Given request: Identify the lines that contain the string "smaller", then copy each of them.

Data provided:
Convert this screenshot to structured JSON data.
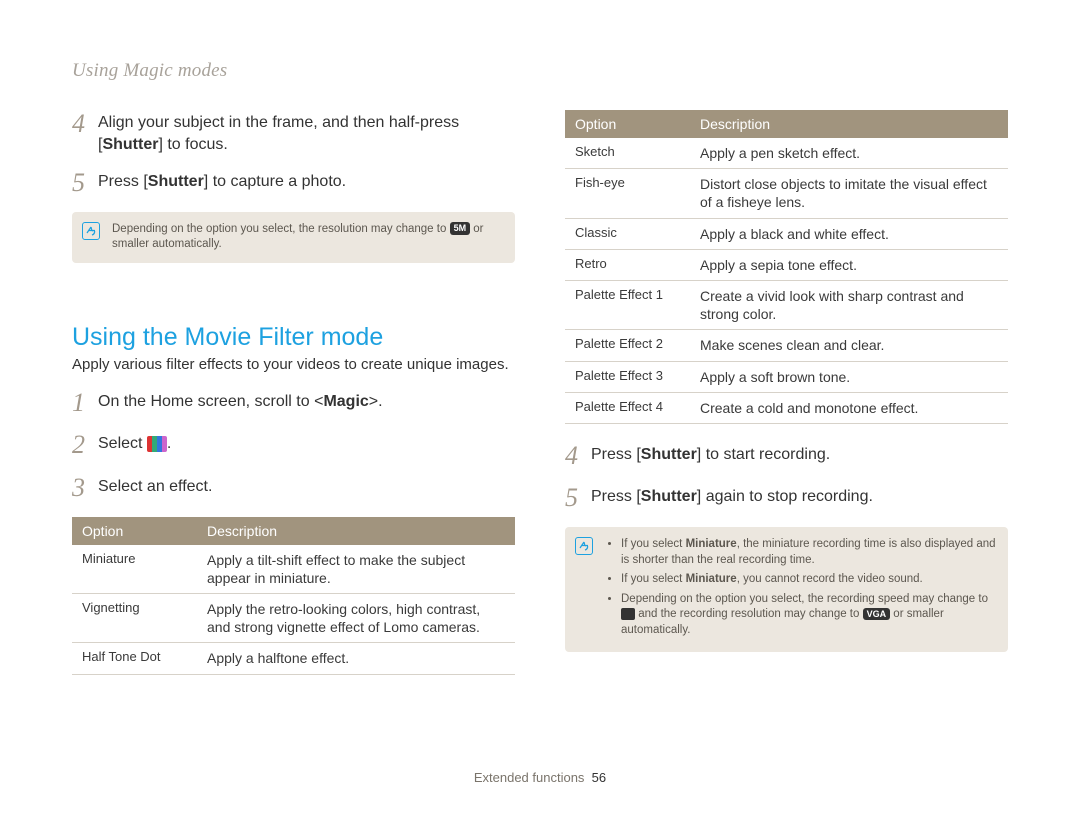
{
  "header": "Using Magic modes",
  "left": {
    "steps1": [
      {
        "num": "4",
        "prefix": "Align your subject in the frame, and then half-press [",
        "bold": "Shutter",
        "suffix": "] to focus."
      },
      {
        "num": "5",
        "prefix": "Press [",
        "bold": "Shutter",
        "suffix": "] to capture a photo."
      }
    ],
    "note1_a": "Depending on the option you select, the resolution may change to ",
    "note1_badge": "5M",
    "note1_b": " or smaller automatically.",
    "section_title": "Using the Movie Filter mode",
    "section_sub": "Apply various filter effects to your videos to create unique images.",
    "steps2": [
      {
        "num": "1",
        "html": "On the Home screen, scroll to <<b>Magic</b>>."
      },
      {
        "num": "2",
        "html": "Select <span class='movie-icon'></span>."
      },
      {
        "num": "3",
        "html": "Select an effect."
      }
    ],
    "table_header": {
      "c1": "Option",
      "c2": "Description"
    },
    "table_rows": [
      {
        "opt": "Miniature",
        "desc": "Apply a tilt-shift effect to make the subject appear in miniature."
      },
      {
        "opt": "Vignetting",
        "desc": "Apply the retro-looking colors, high contrast, and strong vignette effect of Lomo cameras."
      },
      {
        "opt": "Half Tone Dot",
        "desc": "Apply a halftone effect."
      }
    ]
  },
  "right": {
    "table_header": {
      "c1": "Option",
      "c2": "Description"
    },
    "table_rows": [
      {
        "opt": "Sketch",
        "desc": "Apply a pen sketch effect."
      },
      {
        "opt": "Fish-eye",
        "desc": "Distort close objects to imitate the visual effect of a fisheye lens."
      },
      {
        "opt": "Classic",
        "desc": "Apply a black and white effect."
      },
      {
        "opt": "Retro",
        "desc": "Apply a sepia tone effect."
      },
      {
        "opt": "Palette Effect 1",
        "desc": "Create a vivid look with sharp contrast and strong color."
      },
      {
        "opt": "Palette Effect 2",
        "desc": "Make scenes clean and clear."
      },
      {
        "opt": "Palette Effect 3",
        "desc": "Apply a soft brown tone."
      },
      {
        "opt": "Palette Effect 4",
        "desc": "Create a cold and monotone effect."
      }
    ],
    "steps": [
      {
        "num": "4",
        "prefix": "Press [",
        "bold": "Shutter",
        "suffix": "] to start recording."
      },
      {
        "num": "5",
        "prefix": "Press [",
        "bold": "Shutter",
        "suffix": "] again to stop recording."
      }
    ],
    "note_items": [
      "If you select <b>Miniature</b>, the miniature recording time is also displayed and is shorter than the real recording time.",
      "If you select <b>Miniature</b>, you cannot record the video sound.",
      "Depending on the option you select, the recording speed may change to <span class='tiny-dark-icon'></span> and the recording resolution may change to <span class='inline-icon'>VGA</span> or smaller automatically."
    ]
  },
  "footer": {
    "label": "Extended functions",
    "page": "56"
  }
}
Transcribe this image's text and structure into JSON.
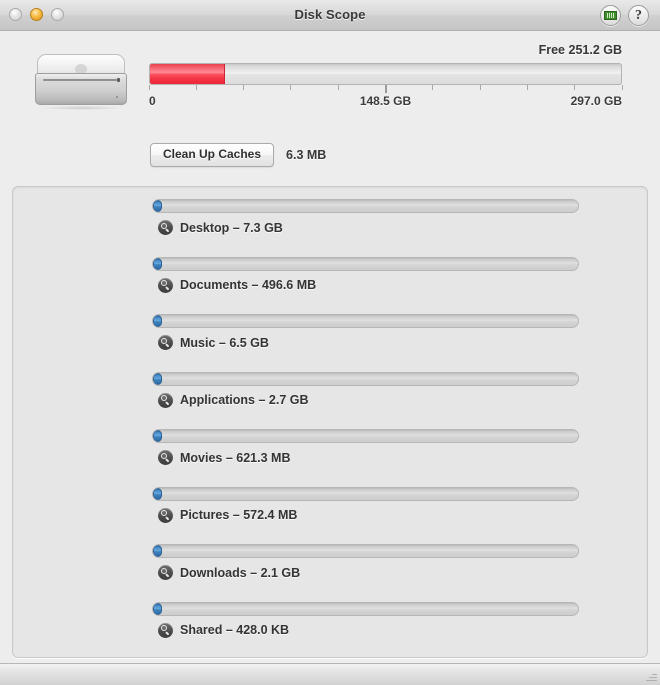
{
  "window": {
    "title": "Disk Scope",
    "controls": {
      "close": "close-button",
      "minimize": "minimize-button",
      "zoom": "zoom-button"
    },
    "actions": {
      "memory_label": "memory-module-icon",
      "help_label": "?"
    }
  },
  "disk": {
    "device_icon": "mac-mini-icon",
    "free_text": "Free 251.2 GB",
    "free_value": 251.2,
    "free_unit": "GB",
    "capacity_value": 297.0,
    "used_value": 45.8,
    "used_percent": 16,
    "axis": {
      "min_label": "0",
      "mid_label": "148.5 GB",
      "max_label": "297.0 GB",
      "min_value": 0,
      "mid_value": 148.5,
      "max_value": 297.0,
      "tick_count": 11,
      "major_tick_index": 5
    },
    "cleanup": {
      "button_label": "Clean Up Caches",
      "size_label": "6.3 MB"
    }
  },
  "folders": [
    {
      "name": "Desktop",
      "size_label": "7.3 GB",
      "label": "Desktop – 7.3 GB",
      "bar_percent": 2.2
    },
    {
      "name": "Documents",
      "size_label": "496.6 MB",
      "label": "Documents – 496.6 MB",
      "bar_percent": 2.2
    },
    {
      "name": "Music",
      "size_label": "6.5 GB",
      "label": "Music – 6.5 GB",
      "bar_percent": 2.2
    },
    {
      "name": "Applications",
      "size_label": "2.7 GB",
      "label": "Applications – 2.7 GB",
      "bar_percent": 2.2
    },
    {
      "name": "Movies",
      "size_label": "621.3 MB",
      "label": "Movies – 621.3 MB",
      "bar_percent": 2.2
    },
    {
      "name": "Pictures",
      "size_label": "572.4 MB",
      "label": "Pictures – 572.4 MB",
      "bar_percent": 2.2
    },
    {
      "name": "Downloads",
      "size_label": "2.1 GB",
      "label": "Downloads – 2.1 GB",
      "bar_percent": 2.2
    },
    {
      "name": "Shared",
      "size_label": "428.0 KB",
      "label": "Shared – 428.0 KB",
      "bar_percent": 2.2
    }
  ],
  "colors": {
    "used_fill": "#f23141",
    "folder_fill": "#3e83bf",
    "window_bg": "#ededed",
    "panel_bg": "#e6e6e6",
    "memory_icon": "#3f8c2d"
  }
}
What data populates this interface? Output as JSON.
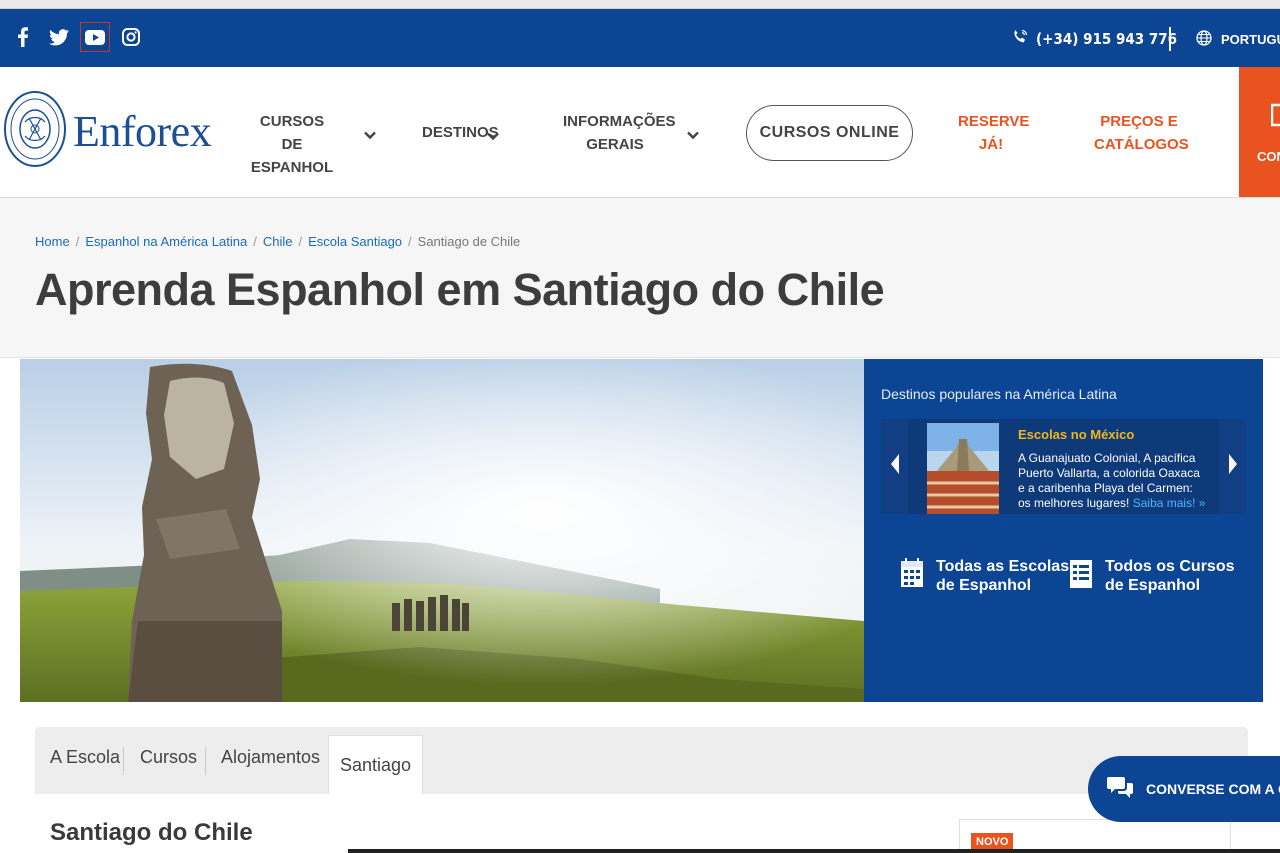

Result:
    "note1_b": " or smaller automatically.",
      "Depending on the option you select, the recording speed may change to <span class='tiny-dark-icon'></span> and the recording resolution may change to <span class='inline-icon'>VGA</span> or smaller automatically."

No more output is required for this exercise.